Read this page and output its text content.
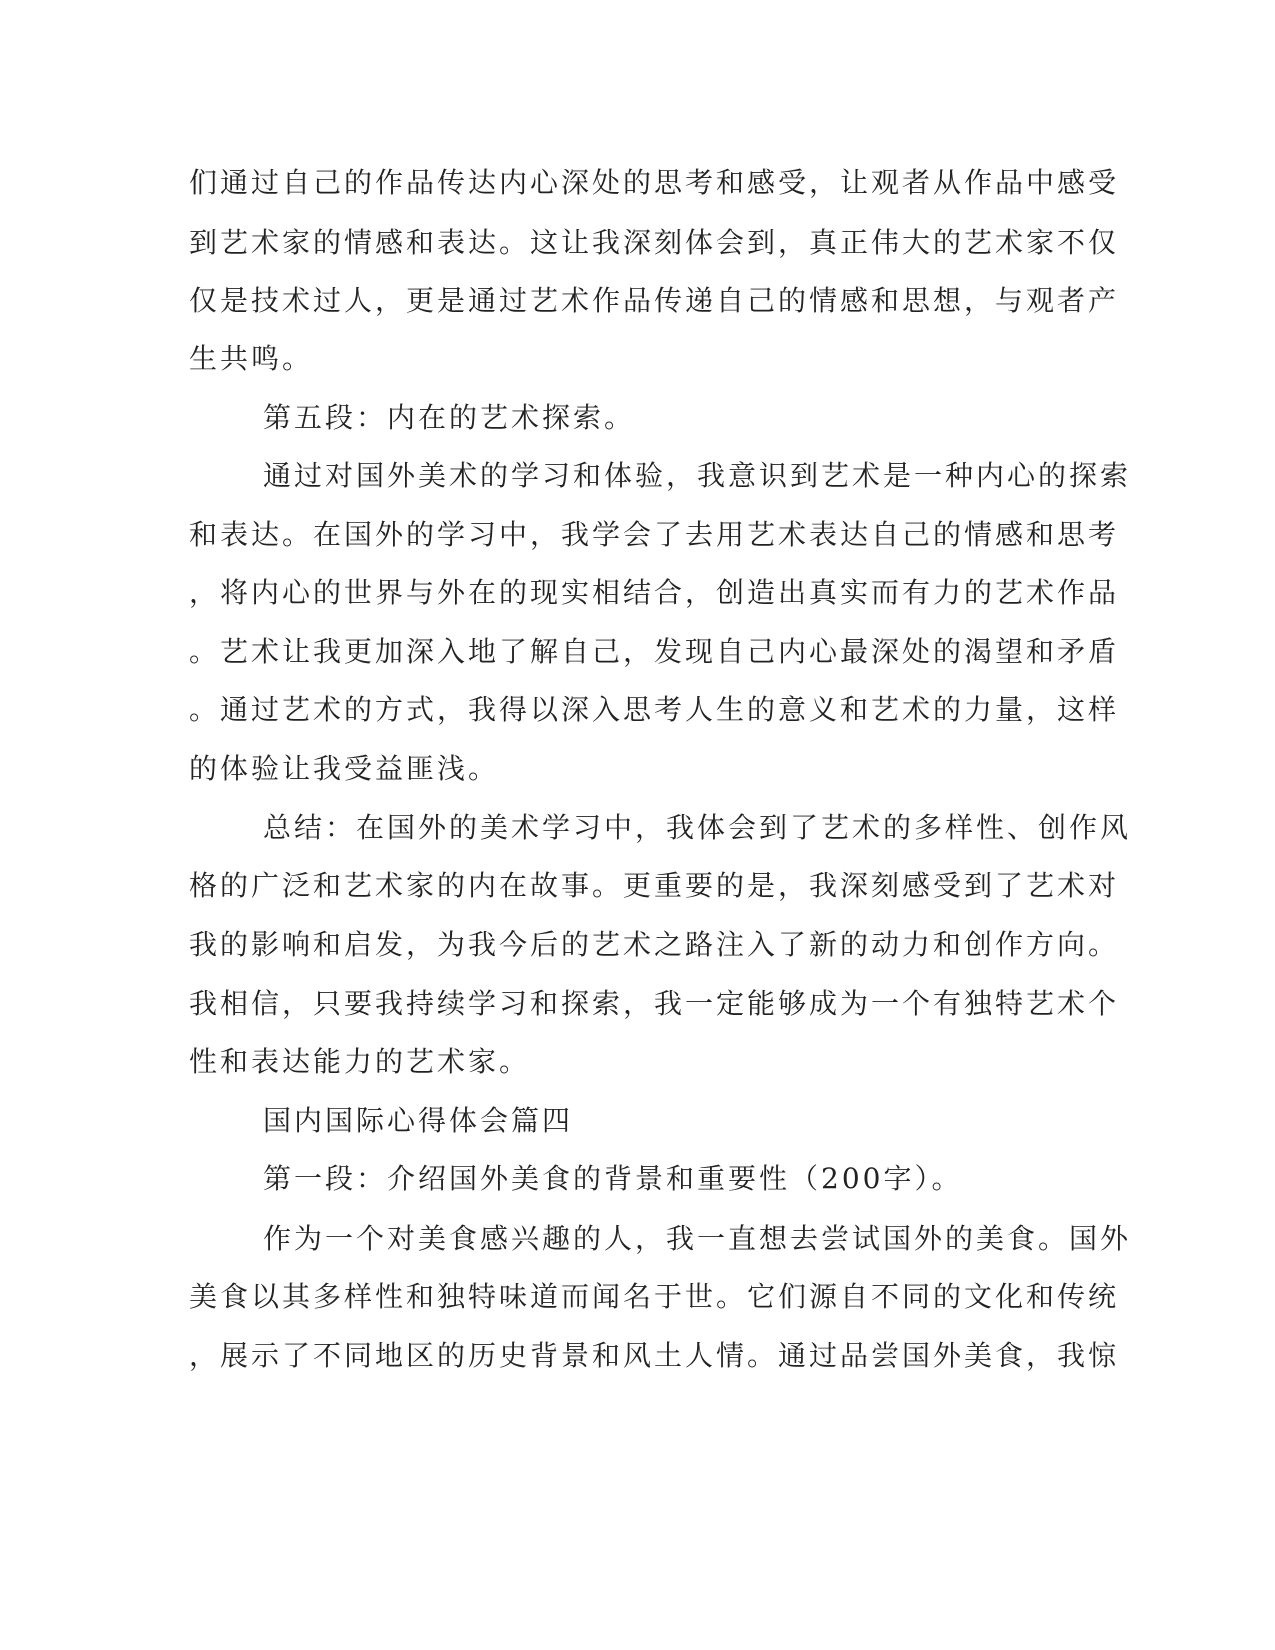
们通过自己的作品传达内心深处的思考和感受，让观者从作品中感受
到艺术家的情感和表达。这让我深刻体会到，真正伟大的艺术家不仅
仅是技术过人，更是通过艺术作品传递自己的情感和思想，与观者产
生共鸣。
第五段：内在的艺术探索。
通过对国外美术的学习和体验，我意识到艺术是一种内心的探索
和表达。在国外的学习中，我学会了去用艺术表达自己的情感和思考
，将内心的世界与外在的现实相结合，创造出真实而有力的艺术作品
。艺术让我更加深入地了解自己，发现自己内心最深处的渴望和矛盾
。通过艺术的方式，我得以深入思考人生的意义和艺术的力量，这样
的体验让我受益匪浅。
总结：在国外的美术学习中，我体会到了艺术的多样性、创作风
格的广泛和艺术家的内在故事。更重要的是，我深刻感受到了艺术对
我的影响和启发，为我今后的艺术之路注入了新的动力和创作方向。
我相信，只要我持续学习和探索，我一定能够成为一个有独特艺术个
性和表达能力的艺术家。
国内国际心得体会篇四
第一段：介绍国外美食的背景和重要性（200字）。
作为一个对美食感兴趣的人，我一直想去尝试国外的美食。国外
美食以其多样性和独特味道而闻名于世。它们源自不同的文化和传统
，展示了不同地区的历史背景和风土人情。通过品尝国外美食，我惊
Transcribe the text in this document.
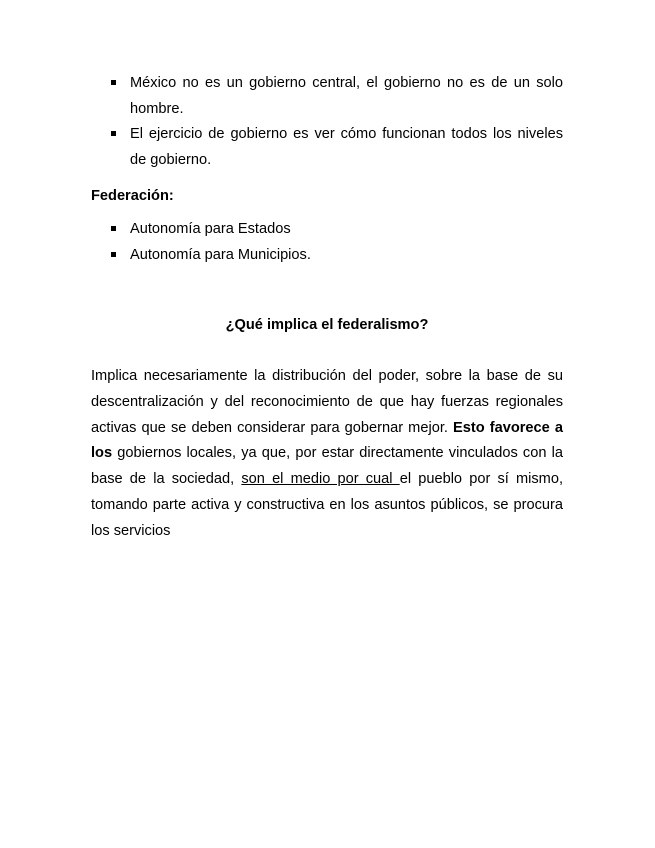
México no es un gobierno central, el gobierno no es de un solo hombre.
El ejercicio de gobierno es ver cómo funcionan todos los niveles de gobierno.
Federación:
Autonomía para Estados
Autonomía para Municipios.
¿Qué implica el federalismo?

Implica necesariamente la distribución del poder, sobre la base de su descentralización y del reconocimiento de que hay fuerzas regionales activas que se deben considerar para gobernar mejor. Esto favorece a los gobiernos locales, ya que, por estar directamente vinculados con la base de la sociedad, son el medio por cual el pueblo por sí mismo, tomando parte activa y constructiva en los asuntos públicos, se procura los servicios
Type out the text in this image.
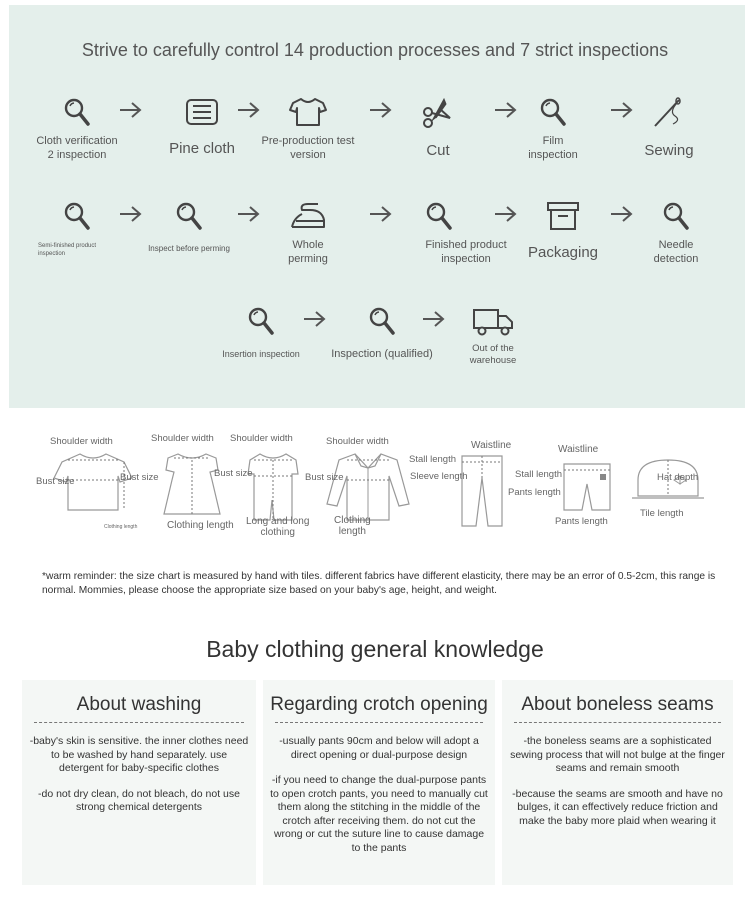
Strive to carefully control 14 production processes and 7 strict inspections
Cloth verification
2 inspection	Pine cloth	Pre-production test
version	Cut
Film
inspection	Sewing
Semi-finished product
inspection
Inspect before perming	Whole
perming
Finished product
inspection	Packaging	Needle
detection
Insertion inspection	Inspection (qualified)	Out of the
warehouse
Shoulder width
Bust size	Bust size
Clothing length
Shoulder width
Clothing length
Shoulder width
Bust size
Long and long
clothing
Shoulder width
Bust size
Clothing
length
Stall length
Sleeve length
Waistline
Stall length
Pants length
Waistline
Pants length
Hat depth
Tile length
*warm reminder: the size chart is measured by hand with tiles. different fabrics have different elasticity, there may be an error of 0.5-2cm, this range is normal. Mommies, please choose the appropriate size based on your baby's age, height, and weight.
Baby clothing general knowledge
About washing

-baby's skin is sensitive. the inner clothes need to be washed by hand separately. use detergent for baby-specific clothes

-do not dry clean, do not bleach, do not use strong chemical detergents

Regarding crotch opening

-usually pants 90cm and below will adopt a direct opening or dual-purpose design

-if you need to change the dual-purpose pants to open crotch pants, you need to manually cut them along the stitching in the middle of the crotch after receiving them. do not cut the wrong or cut the suture line to cause damage to the pants

About boneless seams

-the boneless seams are a sophisticated sewing process that will not bulge at the finger seams and remain smooth

-because the seams are smooth and have no bulges, it can effectively reduce friction and make the baby more plaid when wearing it
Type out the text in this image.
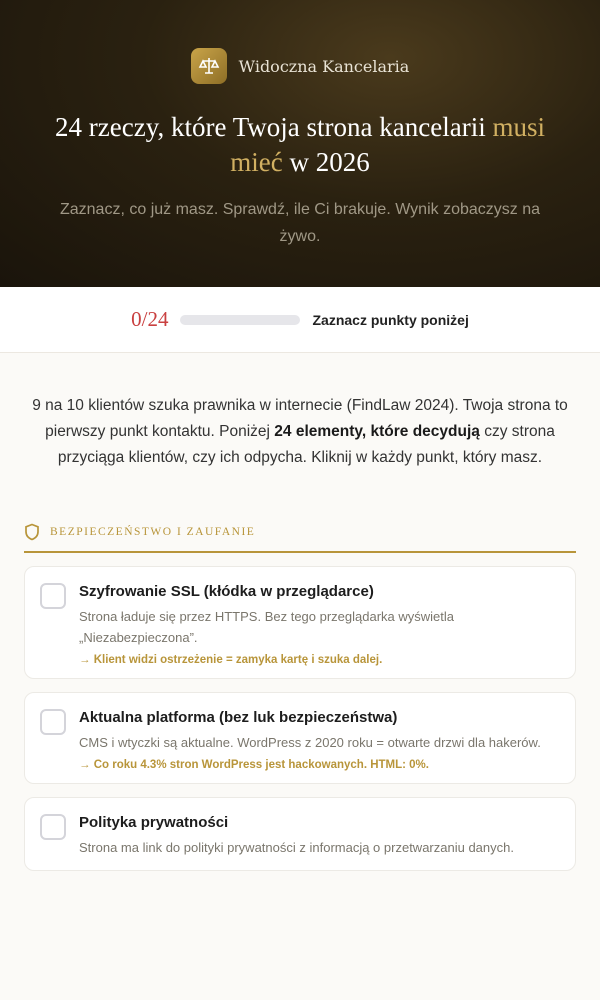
Widoczna Kancelaria
24 rzeczy, które Twoja strona kancelarii musi mieć w 2026

Zaznacz, co już masz. Sprawdź, ile Ci brakuje. Wynik zobaczysz na żywo.

0/24	Zaznacz punkty poniżej

9 na 10 klientów szuka prawnika w internecie (FindLaw 2024). Twoja strona to pierwszy punkt kontaktu. Poniżej 24 elementy, które decydują czy strona przyciąga klientów, czy ich odpycha. Kliknij w każdy punkt, który masz.

BEZPIECZEŃSTWO I ZAUFANIE
Szyfrowanie SSL (kłódka w przeglądarce)
Strona ładuje się przez HTTPS. Bez tego przeglądarka wyświetla „Niezabezpieczona”.
→ Klient widzi ostrzeżenie = zamyka kartę i szuka dalej.
Aktualna platforma (bez luk bezpieczeństwa)
CMS i wtyczki są aktualne. WordPress z 2020 roku = otwarte drzwi dla hakerów.
→ Co roku 4.3% stron WordPress jest hackowanych. HTML: 0%.
Polityka prywatności
Strona ma link do polityki prywatności z informacją o przetwarzaniu danych.
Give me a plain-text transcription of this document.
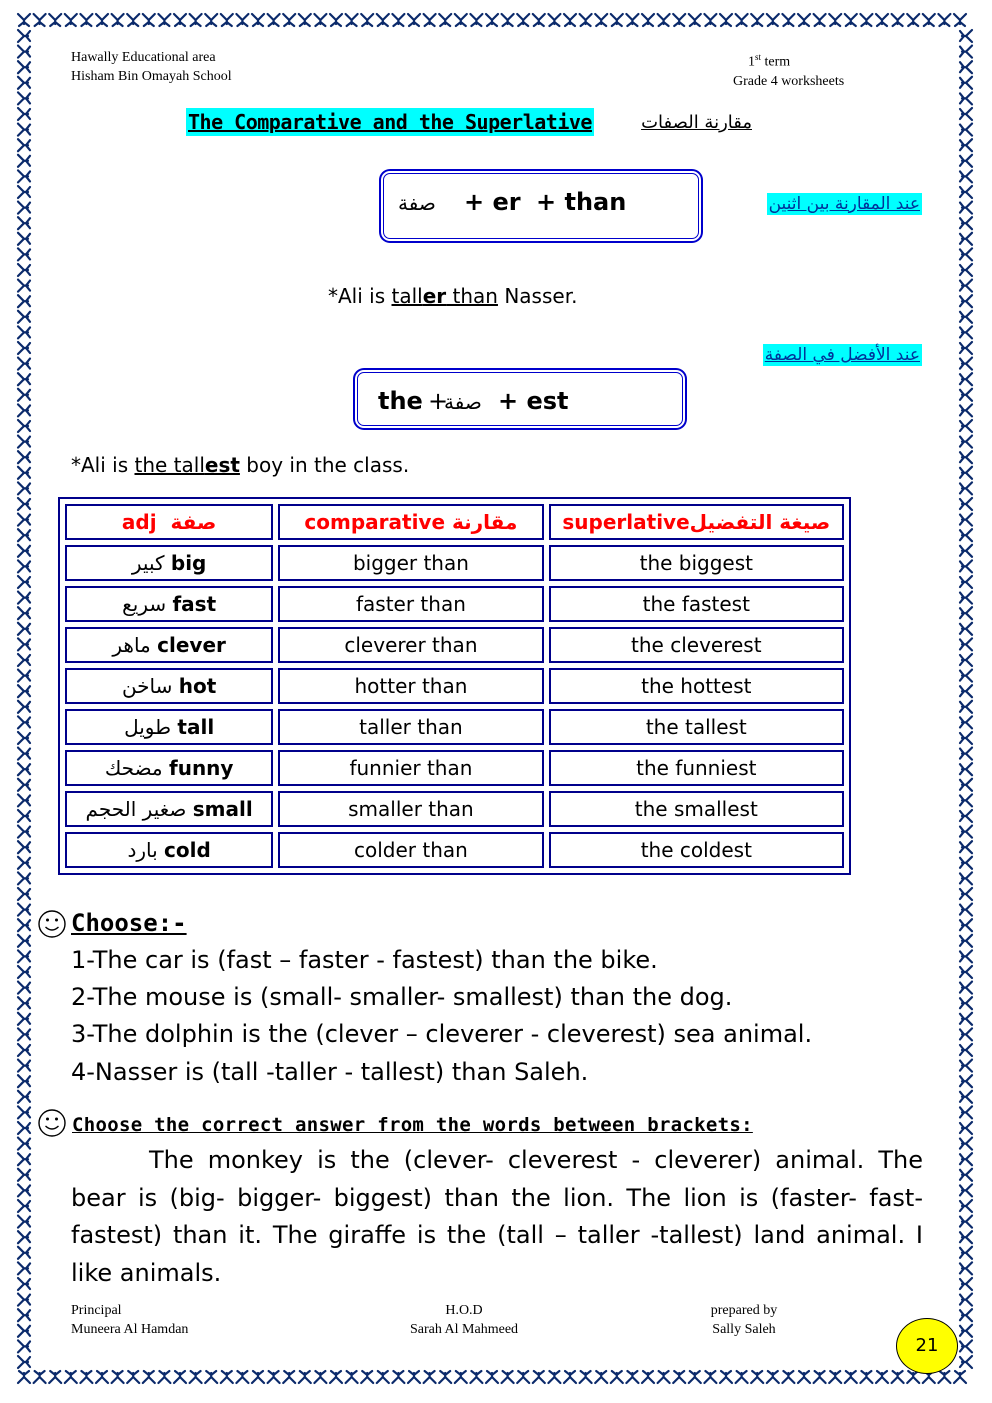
Hawally Educational area
Hisham Bin Omayah School
1st term
Grade 4 worksheets
The Comparative and the Superlative	مقارنة الصفات
صفة + er + than	عند المقارنة بين اثنين
*Ali is taller than Nasser.
عند الأفضل في الصفة
the +
صفة + est
*Ali is the tallest boy in the class.
adj صفة	comparative مقارنة	superlativeصيغة التفضيل
كبير big	bigger than	the biggest
سريع fast	faster than	the fastest
ماهر clever	cleverer than	the cleverest
ساخن hot	hotter than	the hottest
طويل tall	taller than	the tallest
مضحك funny	funnier than	the funniest
صغير الحجم small	smaller than	the smallest
بارد cold	colder than	the coldest
Choose:-
1-The car is (fast – faster - fastest) than the bike.
2-The mouse is (small- smaller- smallest) than the dog.
3-The dolphin is the (clever – cleverer - cleverest) sea animal.
4-Nasser is (tall -taller - tallest) than Saleh.
Choose the correct answer from the words between brackets:
The monkey is the (clever- cleverest - cleverer) animal. The bear is (big- bigger- biggest) than the lion. The lion is (faster- fast- fastest) than it. The giraffe is the (tall – taller -tallest) land animal. I like animals.
Principal
Muneera Al Hamdan
H.O.D
Sarah Al Mahmeed
prepared by
Sally Saleh
21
★ ★ ★ ★
§ What to work on:
Take the listing and print it again exactly, but without any pictures.

§ The result:
Read this page and output its text content.
们通过自己的作品传达内心深处的思考和感受，让观者从作品中感受
到艺术家的情感和表达。这让我深刻体会到，真正伟大的艺术家不仅
仅是技术过人，更是通过艺术作品传递自己的情感和思想，与观者产
生共鸣。
第五段：内在的艺术探索。
通过对国外美术的学习和体验，我意识到艺术是一种内心的探索
和表达。在国外的学习中，我学会了去用艺术表达自己的情感和思考
，将内心的世界与外在的现实相结合，创造出真实而有力的艺术作品
。艺术让我更加深入地了解自己，发现自己内心最深处的渴望和矛盾
。通过艺术的方式，我得以深入思考人生的意义和艺术的力量，这样
的体验让我受益匪浅。
总结：在国外的美术学习中，我体会到了艺术的多样性、创作风
格的广泛和艺术家的内在故事。更重要的是，我深刻感受到了艺术对
我的影响和启发，为我今后的艺术之路注入了新的动力和创作方向。
我相信，只要我持续学习和探索，我一定能够成为一个有独特艺术个
性和表达能力的艺术家。
国内国际心得体会篇四
第一段：介绍国外美食的背景和重要性（200字）。
作为一个对美食感兴趣的人，我一直想去尝试国外的美食。国外
美食以其多样性和独特味道而闻名于世。它们源自不同的文化和传统
，展示了不同地区的历史背景和风土人情。通过品尝国外美食，我惊
Transcribe the text in this document.
México no es un gobierno central, el gobierno no es de un solo hombre.
El ejercicio de gobierno es ver cómo funcionan todos los niveles de gobierno.
Federación:
Autonomía para Estados
Autonomía para Municipios.
¿Qué implica el federalismo?

Implica necesariamente la distribución del poder, sobre la base de su descentralización y del reconocimiento de que hay fuerzas regionales activas que se deben considerar para gobernar mejor. Esto favorece a los gobiernos locales, ya que, por estar directamente vinculados con la base de la sociedad, son el medio por cual el pueblo por sí mismo, tomando parte activa y constructiva en los asuntos públicos, se procura los servicios
Type out the text in this image.
Strive to carefully control 14 production processes and 7 strict inspections
Cloth verification
2 inspection	Pine cloth	Pre-production test
version	Cut
Film
inspection	Sewing
Semi-finished product
inspection
Inspect before perming	Whole
perming
Finished product
inspection	Packaging	Needle
detection
Insertion inspection	Inspection (qualified)	Out of the
warehouse
Shoulder width
Bust size	Bust size
Clothing length
Shoulder width
Clothing length
Shoulder width
Bust size
Long and long
clothing
Shoulder width
Bust size
Clothing
length
Stall length
Sleeve length
Waistline
Stall length
Pants length
Waistline
Pants length
Hat depth
Tile length
*warm reminder: the size chart is measured by hand with tiles. different fabrics have different elasticity, there may be an error of 0.5-2cm, this range is normal. Mommies, please choose the appropriate size based on your baby's age, height, and weight.
Baby clothing general knowledge
About washing

-baby's skin is sensitive. the inner clothes need to be washed by hand separately. use detergent for baby-specific clothes

-do not dry clean, do not bleach, do not use strong chemical detergents

Regarding crotch opening

-usually pants 90cm and below will adopt a direct opening or dual-purpose design

-if you need to change the dual-purpose pants to open crotch pants, you need to manually cut them along the stitching in the middle of the crotch after receiving them. do not cut the wrong or cut the suture line to cause damage to the pants

About boneless seams

-the boneless seams are a sophisticated sewing process that will not bulge at the finger seams and remain smooth

-because the seams are smooth and have no bulges, it can effectively reduce friction and make the baby more plaid when wearing it
Type out the text in this image.
Widoczna Kancelaria
24 rzeczy, które Twoja strona kancelarii musi mieć w 2026

Zaznacz, co już masz. Sprawdź, ile Ci brakuje. Wynik zobaczysz na żywo.

0/24	Zaznacz punkty poniżej

9 na 10 klientów szuka prawnika w internecie (FindLaw 2024). Twoja strona to pierwszy punkt kontaktu. Poniżej 24 elementy, które decydują czy strona przyciąga klientów, czy ich odpycha. Kliknij w każdy punkt, który masz.

BEZPIECZEŃSTWO I ZAUFANIE
Szyfrowanie SSL (kłódka w przeglądarce)
Strona ładuje się przez HTTPS. Bez tego przeglądarka wyświetla „Niezabezpieczona”.
→ Klient widzi ostrzeżenie = zamyka kartę i szuka dalej.
Aktualna platforma (bez luk bezpieczeństwa)
CMS i wtyczki są aktualne. WordPress z 2020 roku = otwarte drzwi dla hakerów.
→ Co roku 4.3% stron WordPress jest hackowanych. HTML: 0%.
Polityka prywatności
Strona ma link do polityki prywatności z informacją o przetwarzaniu danych.
Give me a plain-text transcription of this document.
Hawally Educational area
Hisham Bin Omayah School
1st term
Grade 4 worksheets
The Comparative and the Superlative	مقارنة الصفات
صفة + er + than	عند المقارنة بين اثنين
*Ali is taller than Nasser.
عند الأفضل في الصفة
the +
صفة + est
*Ali is the tallest boy in the class.
adj صفة	comparative مقارنة	superlativeصيغة التفضيل
كبير big	bigger than	the biggest
سريع fast	faster than	the fastest
ماهر clever	cleverer than	the cleverest
ساخن hot	hotter than	the hottest
طويل tall	taller than	the tallest
مضحك funny	funnier than	the funniest
صغير الحجم small	smaller than	the smallest
بارد cold	colder than	the coldest
Choose:-
1-The car is (fast – faster - fastest) than the bike.
2-The mouse is (small- smaller- smallest) than the dog.
3-The dolphin is the (clever – cleverer - cleverest) sea animal.
4-Nasser is (tall -taller - tallest) than Saleh.
Choose the correct answer from the words between brackets:
The monkey is the (clever- cleverest - cleverer) animal. The bear is (big- bigger- biggest) than the lion. The lion is (faster- fast- fastest) than it. The giraffe is the (tall – taller -tallest) land animal. I like animals.
Principal
Muneera Al Hamdan
H.O.D
Sarah Al Mahmeed
prepared by
Sally Saleh
21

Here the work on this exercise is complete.